[Dataset records]

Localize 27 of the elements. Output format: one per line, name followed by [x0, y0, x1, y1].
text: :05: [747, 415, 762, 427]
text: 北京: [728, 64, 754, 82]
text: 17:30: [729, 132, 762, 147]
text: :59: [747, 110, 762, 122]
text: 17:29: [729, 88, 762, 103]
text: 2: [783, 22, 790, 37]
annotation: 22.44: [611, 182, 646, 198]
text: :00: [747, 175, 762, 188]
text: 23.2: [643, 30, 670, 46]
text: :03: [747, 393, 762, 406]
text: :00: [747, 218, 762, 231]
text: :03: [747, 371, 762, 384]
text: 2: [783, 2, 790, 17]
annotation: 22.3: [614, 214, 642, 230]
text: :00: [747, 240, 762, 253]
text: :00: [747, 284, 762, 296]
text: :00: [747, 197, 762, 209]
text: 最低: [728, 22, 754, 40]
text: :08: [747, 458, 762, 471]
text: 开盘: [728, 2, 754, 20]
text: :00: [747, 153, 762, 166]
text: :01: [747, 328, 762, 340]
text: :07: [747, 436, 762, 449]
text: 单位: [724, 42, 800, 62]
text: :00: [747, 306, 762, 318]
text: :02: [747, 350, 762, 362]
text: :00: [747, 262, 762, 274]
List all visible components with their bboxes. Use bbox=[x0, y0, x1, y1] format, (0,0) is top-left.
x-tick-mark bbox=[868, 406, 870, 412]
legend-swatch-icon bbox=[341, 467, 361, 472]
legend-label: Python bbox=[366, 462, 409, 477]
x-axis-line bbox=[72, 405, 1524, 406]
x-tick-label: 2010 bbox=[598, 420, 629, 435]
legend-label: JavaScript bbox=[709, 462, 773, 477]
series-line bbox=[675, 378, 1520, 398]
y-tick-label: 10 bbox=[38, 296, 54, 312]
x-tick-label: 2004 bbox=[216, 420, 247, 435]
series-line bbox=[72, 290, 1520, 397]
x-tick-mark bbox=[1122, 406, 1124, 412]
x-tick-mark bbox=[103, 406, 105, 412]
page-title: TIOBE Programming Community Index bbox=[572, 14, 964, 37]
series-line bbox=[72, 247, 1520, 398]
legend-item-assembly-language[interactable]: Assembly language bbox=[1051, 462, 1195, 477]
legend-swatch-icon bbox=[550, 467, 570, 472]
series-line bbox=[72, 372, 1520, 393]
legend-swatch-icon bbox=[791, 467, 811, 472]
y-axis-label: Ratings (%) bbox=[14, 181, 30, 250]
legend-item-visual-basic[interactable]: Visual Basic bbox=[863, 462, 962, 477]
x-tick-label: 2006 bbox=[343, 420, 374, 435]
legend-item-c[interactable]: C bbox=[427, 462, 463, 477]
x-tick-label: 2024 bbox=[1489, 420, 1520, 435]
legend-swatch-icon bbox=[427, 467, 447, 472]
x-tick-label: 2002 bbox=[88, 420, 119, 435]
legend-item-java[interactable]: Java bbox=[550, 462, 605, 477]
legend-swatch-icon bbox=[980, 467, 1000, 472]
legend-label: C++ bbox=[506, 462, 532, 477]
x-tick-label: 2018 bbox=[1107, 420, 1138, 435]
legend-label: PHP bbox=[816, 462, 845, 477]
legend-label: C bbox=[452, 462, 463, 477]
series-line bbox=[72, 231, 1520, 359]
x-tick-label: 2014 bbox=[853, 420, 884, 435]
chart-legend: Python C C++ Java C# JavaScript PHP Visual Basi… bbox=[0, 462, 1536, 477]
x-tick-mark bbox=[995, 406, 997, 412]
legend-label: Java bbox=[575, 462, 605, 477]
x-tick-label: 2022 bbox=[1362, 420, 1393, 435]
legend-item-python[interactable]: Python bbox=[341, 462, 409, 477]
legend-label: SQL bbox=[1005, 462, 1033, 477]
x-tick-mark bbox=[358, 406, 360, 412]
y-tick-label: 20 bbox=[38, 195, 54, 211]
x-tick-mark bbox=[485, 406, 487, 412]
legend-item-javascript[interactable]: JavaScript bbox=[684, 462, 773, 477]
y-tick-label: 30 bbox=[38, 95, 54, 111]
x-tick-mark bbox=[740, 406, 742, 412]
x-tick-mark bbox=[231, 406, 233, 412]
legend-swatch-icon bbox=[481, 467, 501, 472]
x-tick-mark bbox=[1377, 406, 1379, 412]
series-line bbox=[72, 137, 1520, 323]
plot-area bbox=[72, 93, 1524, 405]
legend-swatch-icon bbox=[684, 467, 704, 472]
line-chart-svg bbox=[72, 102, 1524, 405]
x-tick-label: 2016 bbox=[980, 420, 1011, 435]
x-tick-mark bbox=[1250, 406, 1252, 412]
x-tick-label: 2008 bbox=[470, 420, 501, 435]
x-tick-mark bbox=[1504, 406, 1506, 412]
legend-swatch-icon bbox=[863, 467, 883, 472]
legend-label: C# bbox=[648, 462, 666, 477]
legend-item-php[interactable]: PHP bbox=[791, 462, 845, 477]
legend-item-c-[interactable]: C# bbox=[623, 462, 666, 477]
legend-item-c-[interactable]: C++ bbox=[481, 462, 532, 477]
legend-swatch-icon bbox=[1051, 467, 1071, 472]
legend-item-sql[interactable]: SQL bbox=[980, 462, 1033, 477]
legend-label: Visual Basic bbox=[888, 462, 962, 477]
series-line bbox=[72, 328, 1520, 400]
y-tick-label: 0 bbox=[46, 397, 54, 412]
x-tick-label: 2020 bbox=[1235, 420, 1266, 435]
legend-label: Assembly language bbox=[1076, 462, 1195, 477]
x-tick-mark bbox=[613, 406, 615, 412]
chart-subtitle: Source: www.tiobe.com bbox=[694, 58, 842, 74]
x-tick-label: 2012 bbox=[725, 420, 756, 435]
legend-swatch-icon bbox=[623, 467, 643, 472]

[Stated goal] Retype all of the entries above line for line, with no changes.

[Response to the task]
Localize 27 of the elements. Output format: one per line, name followed by [x0, y0, x1, y1].
text: :05: [747, 415, 762, 427]
text: 北京: [728, 64, 754, 82]
text: 17:30: [729, 132, 762, 147]
text: :59: [747, 110, 762, 122]
text: 17:29: [729, 88, 762, 103]
text: 2: [783, 22, 790, 37]
annotation: 22.44: [611, 182, 646, 198]
text: :00: [747, 175, 762, 188]
text: 23.2: [643, 30, 670, 46]
text: :03: [747, 393, 762, 406]
text: :00: [747, 218, 762, 231]
text: :03: [747, 371, 762, 384]
text: 2: [783, 2, 790, 17]
annotation: 22.3: [614, 214, 642, 230]
text: :00: [747, 240, 762, 253]
text: :00: [747, 284, 762, 296]
text: :00: [747, 197, 762, 209]
text: 最低: [728, 22, 754, 40]
text: :08: [747, 458, 762, 471]
text: 开盘: [728, 2, 754, 20]
text: :00: [747, 153, 762, 166]
text: :01: [747, 328, 762, 340]
text: :07: [747, 436, 762, 449]
text: 单位: [724, 42, 800, 62]
text: :00: [747, 306, 762, 318]
text: :02: [747, 350, 762, 362]
text: :00: [747, 262, 762, 274]
List all visible components with their bboxes. Use bbox=[x0, y0, x1, y1] format, (0,0) is top-left.
x-tick-mark bbox=[868, 406, 870, 412]
legend-swatch-icon bbox=[341, 467, 361, 472]
legend-label: Python bbox=[366, 462, 409, 477]
x-axis-line bbox=[72, 405, 1524, 406]
x-tick-label: 2010 bbox=[598, 420, 629, 435]
legend-label: JavaScript bbox=[709, 462, 773, 477]
series-line bbox=[675, 378, 1520, 398]
y-tick-label: 10 bbox=[38, 296, 54, 312]
x-tick-label: 2004 bbox=[216, 420, 247, 435]
series-line bbox=[72, 290, 1520, 397]
x-tick-mark bbox=[1122, 406, 1124, 412]
x-tick-mark bbox=[103, 406, 105, 412]
page-title: TIOBE Programming Community Index bbox=[572, 14, 964, 37]
series-line bbox=[72, 247, 1520, 398]
legend-item-assembly-language[interactable]: Assembly language bbox=[1051, 462, 1195, 477]
legend-swatch-icon bbox=[550, 467, 570, 472]
series-line bbox=[72, 372, 1520, 393]
legend-swatch-icon bbox=[791, 467, 811, 472]
y-axis-label: Ratings (%) bbox=[14, 181, 30, 250]
legend-item-visual-basic[interactable]: Visual Basic bbox=[863, 462, 962, 477]
x-tick-label: 2006 bbox=[343, 420, 374, 435]
legend-item-c[interactable]: C bbox=[427, 462, 463, 477]
x-tick-label: 2024 bbox=[1489, 420, 1520, 435]
legend-swatch-icon bbox=[427, 467, 447, 472]
x-tick-label: 2002 bbox=[88, 420, 119, 435]
legend-item-java[interactable]: Java bbox=[550, 462, 605, 477]
legend-swatch-icon bbox=[980, 467, 1000, 472]
legend-label: C++ bbox=[506, 462, 532, 477]
x-tick-label: 2018 bbox=[1107, 420, 1138, 435]
legend-label: PHP bbox=[816, 462, 845, 477]
legend-label: C bbox=[452, 462, 463, 477]
series-line bbox=[72, 231, 1520, 359]
x-tick-label: 2014 bbox=[853, 420, 884, 435]
chart-legend: Python C C++ Java C# JavaScript PHP Visual Basi… bbox=[0, 462, 1536, 477]
x-tick-mark bbox=[995, 406, 997, 412]
legend-label: Java bbox=[575, 462, 605, 477]
x-tick-label: 2022 bbox=[1362, 420, 1393, 435]
legend-item-python[interactable]: Python bbox=[341, 462, 409, 477]
legend-label: SQL bbox=[1005, 462, 1033, 477]
x-tick-mark bbox=[358, 406, 360, 412]
y-tick-label: 20 bbox=[38, 195, 54, 211]
x-tick-mark bbox=[485, 406, 487, 412]
legend-item-javascript[interactable]: JavaScript bbox=[684, 462, 773, 477]
y-tick-label: 30 bbox=[38, 95, 54, 111]
x-tick-mark bbox=[740, 406, 742, 412]
x-tick-mark bbox=[231, 406, 233, 412]
legend-swatch-icon bbox=[481, 467, 501, 472]
x-tick-mark bbox=[1377, 406, 1379, 412]
series-line bbox=[72, 137, 1520, 323]
plot-area bbox=[72, 93, 1524, 405]
legend-swatch-icon bbox=[684, 467, 704, 472]
line-chart-svg bbox=[72, 102, 1524, 405]
x-tick-label: 2016 bbox=[980, 420, 1011, 435]
x-tick-mark bbox=[1250, 406, 1252, 412]
x-tick-label: 2008 bbox=[470, 420, 501, 435]
x-tick-mark bbox=[1504, 406, 1506, 412]
legend-swatch-icon bbox=[863, 467, 883, 472]
legend-label: C# bbox=[648, 462, 666, 477]
legend-item-php[interactable]: PHP bbox=[791, 462, 845, 477]
legend-item-c-[interactable]: C# bbox=[623, 462, 666, 477]
legend-item-c-[interactable]: C++ bbox=[481, 462, 532, 477]
legend-swatch-icon bbox=[1051, 467, 1071, 472]
legend-item-sql[interactable]: SQL bbox=[980, 462, 1033, 477]
legend-label: Visual Basic bbox=[888, 462, 962, 477]
series-line bbox=[72, 328, 1520, 400]
y-tick-label: 0 bbox=[46, 397, 54, 412]
x-tick-label: 2020 bbox=[1235, 420, 1266, 435]
legend-label: Assembly language bbox=[1076, 462, 1195, 477]
x-tick-mark bbox=[613, 406, 615, 412]
chart-subtitle: Source: www.tiobe.com bbox=[694, 58, 842, 74]
x-tick-label: 2012 bbox=[725, 420, 756, 435]
legend-swatch-icon bbox=[623, 467, 643, 472]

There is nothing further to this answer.